## BEGIN Exercise input
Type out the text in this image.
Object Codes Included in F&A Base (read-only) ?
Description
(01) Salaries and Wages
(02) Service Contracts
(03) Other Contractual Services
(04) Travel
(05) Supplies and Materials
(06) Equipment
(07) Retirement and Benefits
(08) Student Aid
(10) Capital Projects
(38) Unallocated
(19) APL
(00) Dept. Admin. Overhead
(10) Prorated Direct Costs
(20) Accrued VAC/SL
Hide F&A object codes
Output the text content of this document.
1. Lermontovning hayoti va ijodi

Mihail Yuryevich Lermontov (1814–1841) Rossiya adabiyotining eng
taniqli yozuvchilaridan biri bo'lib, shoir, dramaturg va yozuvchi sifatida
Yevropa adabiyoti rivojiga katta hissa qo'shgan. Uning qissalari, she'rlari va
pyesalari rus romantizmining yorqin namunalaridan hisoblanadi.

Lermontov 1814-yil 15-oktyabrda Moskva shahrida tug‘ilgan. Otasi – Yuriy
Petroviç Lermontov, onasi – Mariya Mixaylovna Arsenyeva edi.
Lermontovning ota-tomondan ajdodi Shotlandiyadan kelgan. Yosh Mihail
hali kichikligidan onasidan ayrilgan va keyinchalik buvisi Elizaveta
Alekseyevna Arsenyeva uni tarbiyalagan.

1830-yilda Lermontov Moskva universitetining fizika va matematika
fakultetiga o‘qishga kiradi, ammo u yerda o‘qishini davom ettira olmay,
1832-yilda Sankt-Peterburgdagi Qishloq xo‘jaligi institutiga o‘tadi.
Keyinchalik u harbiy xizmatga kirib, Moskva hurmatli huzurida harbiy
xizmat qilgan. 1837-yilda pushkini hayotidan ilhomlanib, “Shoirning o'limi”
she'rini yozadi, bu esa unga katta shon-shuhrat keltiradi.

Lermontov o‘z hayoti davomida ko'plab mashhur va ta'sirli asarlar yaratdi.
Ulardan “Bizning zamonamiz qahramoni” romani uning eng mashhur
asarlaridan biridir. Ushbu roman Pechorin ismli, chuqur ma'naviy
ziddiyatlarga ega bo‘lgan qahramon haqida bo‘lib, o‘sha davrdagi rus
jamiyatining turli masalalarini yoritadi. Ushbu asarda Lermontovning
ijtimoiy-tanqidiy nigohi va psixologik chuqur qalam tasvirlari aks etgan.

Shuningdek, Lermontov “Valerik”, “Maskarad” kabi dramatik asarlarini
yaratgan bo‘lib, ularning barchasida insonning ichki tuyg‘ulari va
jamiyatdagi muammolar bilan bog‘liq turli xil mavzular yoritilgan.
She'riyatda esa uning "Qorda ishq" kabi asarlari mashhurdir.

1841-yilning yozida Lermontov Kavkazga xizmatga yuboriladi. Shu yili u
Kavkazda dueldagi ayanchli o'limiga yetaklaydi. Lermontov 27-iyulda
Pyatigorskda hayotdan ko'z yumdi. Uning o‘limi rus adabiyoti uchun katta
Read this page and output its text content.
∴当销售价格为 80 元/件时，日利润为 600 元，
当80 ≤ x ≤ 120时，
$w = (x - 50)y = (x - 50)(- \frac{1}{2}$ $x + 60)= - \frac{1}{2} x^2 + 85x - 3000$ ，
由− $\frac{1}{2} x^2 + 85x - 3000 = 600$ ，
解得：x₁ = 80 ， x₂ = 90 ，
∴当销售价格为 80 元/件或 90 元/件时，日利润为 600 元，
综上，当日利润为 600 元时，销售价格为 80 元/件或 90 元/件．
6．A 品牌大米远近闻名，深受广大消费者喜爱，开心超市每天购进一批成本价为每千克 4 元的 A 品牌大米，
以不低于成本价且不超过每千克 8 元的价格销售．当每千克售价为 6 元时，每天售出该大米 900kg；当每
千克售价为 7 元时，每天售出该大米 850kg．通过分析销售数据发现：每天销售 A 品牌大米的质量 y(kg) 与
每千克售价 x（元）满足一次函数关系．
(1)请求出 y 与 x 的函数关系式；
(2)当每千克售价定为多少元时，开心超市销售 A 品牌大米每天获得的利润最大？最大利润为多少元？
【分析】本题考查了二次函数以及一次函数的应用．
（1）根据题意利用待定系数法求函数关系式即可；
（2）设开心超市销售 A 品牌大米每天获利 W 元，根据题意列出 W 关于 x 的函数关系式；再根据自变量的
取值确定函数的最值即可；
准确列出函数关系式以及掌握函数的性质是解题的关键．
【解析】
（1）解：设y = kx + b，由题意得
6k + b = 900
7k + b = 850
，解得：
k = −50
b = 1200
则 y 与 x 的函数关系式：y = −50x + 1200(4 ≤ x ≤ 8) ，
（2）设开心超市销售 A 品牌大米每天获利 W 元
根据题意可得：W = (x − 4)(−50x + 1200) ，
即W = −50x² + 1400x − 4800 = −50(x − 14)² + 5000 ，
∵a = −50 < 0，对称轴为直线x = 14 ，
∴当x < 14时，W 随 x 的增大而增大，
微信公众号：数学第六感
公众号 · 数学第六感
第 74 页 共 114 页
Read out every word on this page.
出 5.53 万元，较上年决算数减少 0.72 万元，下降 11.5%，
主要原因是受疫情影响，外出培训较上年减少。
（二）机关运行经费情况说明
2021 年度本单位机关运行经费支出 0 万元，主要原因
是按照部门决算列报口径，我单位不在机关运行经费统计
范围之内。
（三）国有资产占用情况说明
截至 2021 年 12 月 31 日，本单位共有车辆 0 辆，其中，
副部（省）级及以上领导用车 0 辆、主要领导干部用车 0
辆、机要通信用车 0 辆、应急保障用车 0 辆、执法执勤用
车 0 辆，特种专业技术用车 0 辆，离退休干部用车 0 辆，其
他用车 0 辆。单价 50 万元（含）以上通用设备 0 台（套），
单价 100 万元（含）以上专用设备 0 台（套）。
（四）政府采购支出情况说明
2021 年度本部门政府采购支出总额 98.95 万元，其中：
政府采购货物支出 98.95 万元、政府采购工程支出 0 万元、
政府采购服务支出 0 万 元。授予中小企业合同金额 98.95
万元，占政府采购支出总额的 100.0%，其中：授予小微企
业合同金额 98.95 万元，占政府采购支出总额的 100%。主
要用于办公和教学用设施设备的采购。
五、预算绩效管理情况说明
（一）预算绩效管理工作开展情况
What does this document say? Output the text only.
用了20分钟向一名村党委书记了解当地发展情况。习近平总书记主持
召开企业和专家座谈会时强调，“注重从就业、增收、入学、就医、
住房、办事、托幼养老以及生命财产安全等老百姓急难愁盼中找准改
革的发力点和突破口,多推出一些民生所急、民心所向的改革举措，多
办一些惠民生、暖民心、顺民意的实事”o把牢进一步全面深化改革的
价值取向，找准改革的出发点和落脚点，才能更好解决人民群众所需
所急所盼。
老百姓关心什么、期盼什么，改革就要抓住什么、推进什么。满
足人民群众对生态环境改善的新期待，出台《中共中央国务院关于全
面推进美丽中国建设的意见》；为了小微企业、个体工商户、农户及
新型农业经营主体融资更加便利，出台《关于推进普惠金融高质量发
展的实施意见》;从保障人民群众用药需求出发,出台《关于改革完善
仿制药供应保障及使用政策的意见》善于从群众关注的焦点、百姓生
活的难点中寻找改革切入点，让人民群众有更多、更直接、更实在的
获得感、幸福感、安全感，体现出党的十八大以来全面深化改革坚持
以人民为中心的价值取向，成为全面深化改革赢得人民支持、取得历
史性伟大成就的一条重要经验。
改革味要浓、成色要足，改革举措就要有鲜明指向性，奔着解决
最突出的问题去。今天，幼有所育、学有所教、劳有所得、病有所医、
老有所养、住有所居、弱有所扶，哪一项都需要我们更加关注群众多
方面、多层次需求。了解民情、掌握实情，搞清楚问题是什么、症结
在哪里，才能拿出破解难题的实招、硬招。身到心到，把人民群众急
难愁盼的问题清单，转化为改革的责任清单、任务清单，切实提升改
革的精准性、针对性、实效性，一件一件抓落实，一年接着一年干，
## END Exercise input
▶ **Task brief**
Determine how many lines of the listing above include the word "frac", and report that number only.

▶ **Result of this exercise**
2